## Problem to work on:
Keep the wording of each record exactly the same when you repeat it, and leave out pictures.

+ + + +

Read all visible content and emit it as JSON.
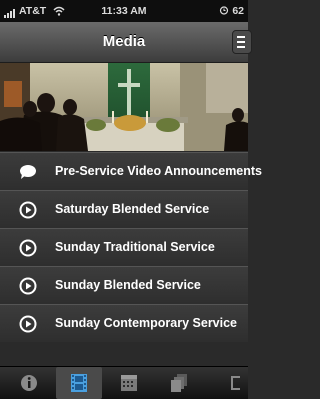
{
  "status": {
    "carrier": "AT&T",
    "time": "11:33 AM",
    "battery": "62"
  },
  "nav": {
    "title": "Media"
  },
  "list": {
    "items": [
      {
        "label": "Pre-Service Video Announcements",
        "icon": "speech-bubble-icon"
      },
      {
        "label": "Saturday Blended Service",
        "icon": "play-circle-icon"
      },
      {
        "label": "Sunday Traditional Service",
        "icon": "play-circle-icon"
      },
      {
        "label": "Sunday Blended Service",
        "icon": "play-circle-icon"
      },
      {
        "label": "Sunday Contemporary Service",
        "icon": "play-circle-icon"
      }
    ]
  },
  "tabs": [
    {
      "icon": "info-icon",
      "active": false
    },
    {
      "icon": "film-icon",
      "active": true
    },
    {
      "icon": "calendar-icon",
      "active": false
    },
    {
      "icon": "stack-icon",
      "active": false
    },
    {
      "icon": "more-icon",
      "active": false
    }
  ],
  "colors": {
    "nav_top": "#6b6b6b",
    "nav_bottom": "#3c3c3c",
    "row_bg": "#333333",
    "text": "#ffffff"
  }
}
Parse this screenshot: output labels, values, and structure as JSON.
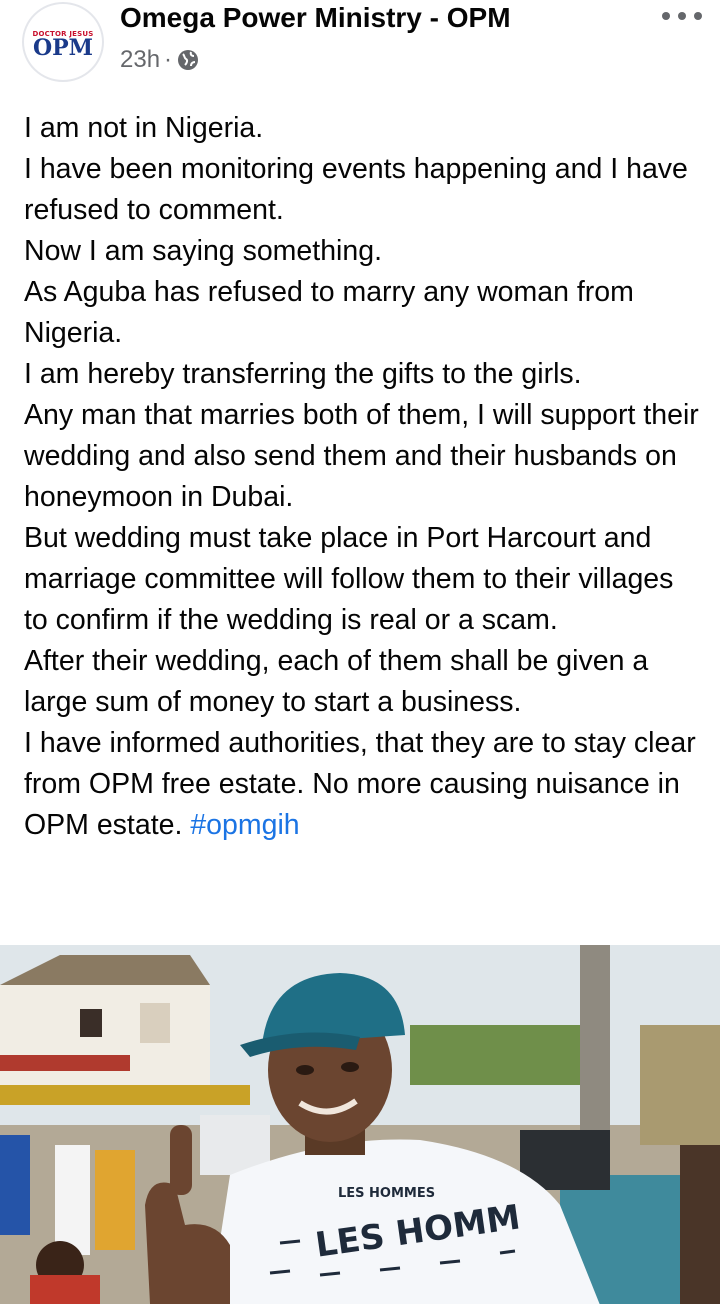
{
  "post": {
    "page_name": "Omega Power Ministry - OPM",
    "timestamp": "23h",
    "separator": "·",
    "audience_icon": "globe-icon",
    "more_icon": "more-options-icon",
    "avatar": {
      "top_text": "DOCTOR JESUS",
      "logo_text": "OPM"
    },
    "body_lines": [
      "I am not in Nigeria.",
      "I have been monitoring events happening and I have refused to comment.",
      "Now I am saying something.",
      "As Aguba has refused to marry any woman from Nigeria.",
      "I am hereby transferring the gifts to the girls.",
      "Any man that marries both of them, I will support their wedding and also send them and their husbands on honeymoon in Dubai.",
      "But wedding must take place in Port Harcourt and marriage committee will follow them to their villages to confirm if the wedding is real or a scam.",
      "After their wedding, each of them shall be given a large sum of money to start a business.",
      "I have informed authorities, that they are to stay clear from OPM free estate. No more causing nuisance in OPM estate."
    ],
    "hashtag": "#opmgih",
    "photo": {
      "shirt_small": "LES HOMMES",
      "shirt_large": "LES HOMM"
    }
  },
  "colors": {
    "text": "#050505",
    "meta": "#65676b",
    "link": "#1b74e4",
    "background": "#ffffff"
  }
}
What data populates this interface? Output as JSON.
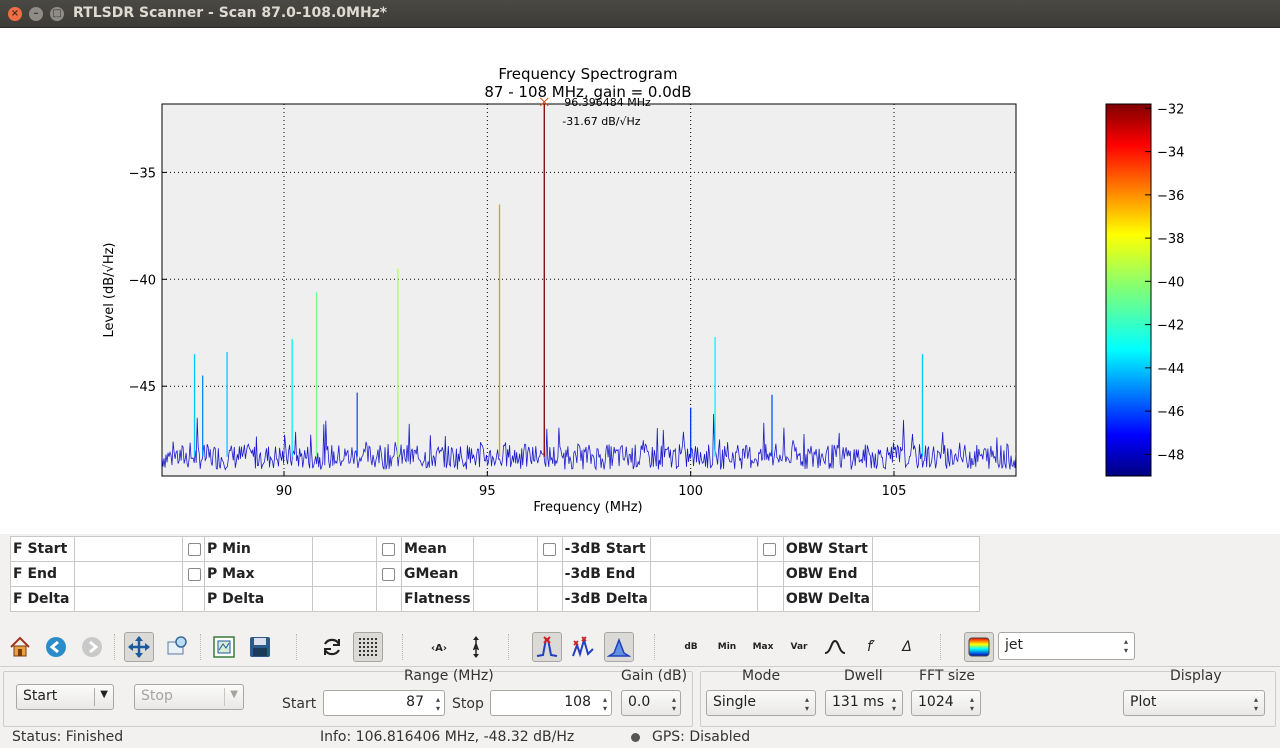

+ + + +

## Answer to this problem:
Read all visible content and emit it as JSON.
{
  "status": {
    "carrier": "AT&T",
    "time": "11:33 AM",
    "battery": "62"
  },
  "nav": {
    "title": "Media"
  },
  "list": {
    "items": [
      {
        "label": "Pre-Service Video Announcements",
        "icon": "speech-bubble-icon"
      },
      {
        "label": "Saturday Blended Service",
        "icon": "play-circle-icon"
      },
      {
        "label": "Sunday Traditional Service",
        "icon": "play-circle-icon"
      },
      {
        "label": "Sunday Blended Service",
        "icon": "play-circle-icon"
      },
      {
        "label": "Sunday Contemporary Service",
        "icon": "play-circle-icon"
      }
    ]
  },
  "tabs": [
    {
      "icon": "info-icon",
      "active": false
    },
    {
      "icon": "film-icon",
      "active": true
    },
    {
      "icon": "calendar-icon",
      "active": false
    },
    {
      "icon": "stack-icon",
      "active": false
    },
    {
      "icon": "more-icon",
      "active": false
    }
  ],
  "colors": {
    "nav_top": "#6b6b6b",
    "nav_bottom": "#3c3c3c",
    "row_bg": "#333333",
    "text": "#ffffff"
  }
}
Parse this screenshot: output labels, values, and structure as JSON.
{
  "post": {
    "page_name": "Omega Power Ministry - OPM",
    "timestamp": "23h",
    "separator": "·",
    "audience_icon": "globe-icon",
    "more_icon": "more-options-icon",
    "avatar": {
      "top_text": "DOCTOR JESUS",
      "logo_text": "OPM"
    },
    "body_lines": [
      "I am not in Nigeria.",
      "I have been monitoring events happening and I have refused to comment.",
      "Now I am saying something.",
      "As Aguba has refused to marry any woman from Nigeria.",
      "I am hereby transferring the gifts to the girls.",
      "Any man that marries both of them, I will support their wedding and also send them and their husbands on honeymoon in Dubai.",
      "But wedding must take place in Port Harcourt and marriage committee will follow them to their villages to confirm if the wedding is real or a scam.",
      "After their wedding, each of them shall be given a large sum of money to start a business.",
      "I have informed authorities, that they are to stay clear from OPM free estate. No more causing nuisance in OPM estate."
    ],
    "hashtag": "#opmgih",
    "photo": {
      "shirt_small": "LES HOMMES",
      "shirt_large": "LES HOMM"
    }
  },
  "colors": {
    "text": "#050505",
    "meta": "#65676b",
    "link": "#1b74e4",
    "background": "#ffffff"
  }
}
What data populates this interface? Output as JSON.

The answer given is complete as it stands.